(Instruction):
Read the lines below. Copy out any that hold the string "name".
>> Start Records for processing
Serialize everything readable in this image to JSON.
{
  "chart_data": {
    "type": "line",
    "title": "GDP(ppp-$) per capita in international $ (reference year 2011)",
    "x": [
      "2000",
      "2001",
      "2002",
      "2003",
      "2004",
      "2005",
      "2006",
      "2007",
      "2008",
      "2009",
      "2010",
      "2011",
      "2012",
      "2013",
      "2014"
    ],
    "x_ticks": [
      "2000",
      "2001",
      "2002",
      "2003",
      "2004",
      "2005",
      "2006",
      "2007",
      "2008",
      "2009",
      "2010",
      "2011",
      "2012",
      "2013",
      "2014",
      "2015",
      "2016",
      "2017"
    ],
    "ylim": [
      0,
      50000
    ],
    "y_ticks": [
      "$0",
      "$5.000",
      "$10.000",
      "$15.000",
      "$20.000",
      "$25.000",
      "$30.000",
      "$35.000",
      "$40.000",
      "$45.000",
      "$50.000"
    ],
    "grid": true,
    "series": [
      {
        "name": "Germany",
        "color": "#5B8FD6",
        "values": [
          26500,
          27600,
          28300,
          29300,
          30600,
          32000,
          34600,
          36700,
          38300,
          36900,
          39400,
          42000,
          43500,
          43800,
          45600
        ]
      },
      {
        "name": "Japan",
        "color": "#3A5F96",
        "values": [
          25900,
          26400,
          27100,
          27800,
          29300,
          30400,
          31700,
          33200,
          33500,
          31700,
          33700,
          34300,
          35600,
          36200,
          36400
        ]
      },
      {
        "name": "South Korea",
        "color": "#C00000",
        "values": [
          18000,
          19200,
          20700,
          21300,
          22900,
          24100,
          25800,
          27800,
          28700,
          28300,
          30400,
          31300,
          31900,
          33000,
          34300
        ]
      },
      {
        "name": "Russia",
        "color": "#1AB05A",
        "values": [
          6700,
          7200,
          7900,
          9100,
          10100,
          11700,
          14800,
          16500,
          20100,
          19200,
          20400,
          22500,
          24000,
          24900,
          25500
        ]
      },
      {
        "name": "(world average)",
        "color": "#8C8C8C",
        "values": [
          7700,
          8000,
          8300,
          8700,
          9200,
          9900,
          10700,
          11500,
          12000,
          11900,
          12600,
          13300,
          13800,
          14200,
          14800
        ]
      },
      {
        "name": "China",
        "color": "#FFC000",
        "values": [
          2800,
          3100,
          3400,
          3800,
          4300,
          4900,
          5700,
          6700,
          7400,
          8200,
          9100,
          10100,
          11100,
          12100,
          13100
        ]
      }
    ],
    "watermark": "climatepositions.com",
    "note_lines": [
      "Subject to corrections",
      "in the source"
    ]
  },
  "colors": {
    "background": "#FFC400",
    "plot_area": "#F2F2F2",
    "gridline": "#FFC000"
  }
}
>> End Records for processing
(Final result):
        "name": "Germany",
        "name": "Japan",
        "name": "South Korea",
        "name": "Russia",
        "name": "(world average)",
        "name": "China",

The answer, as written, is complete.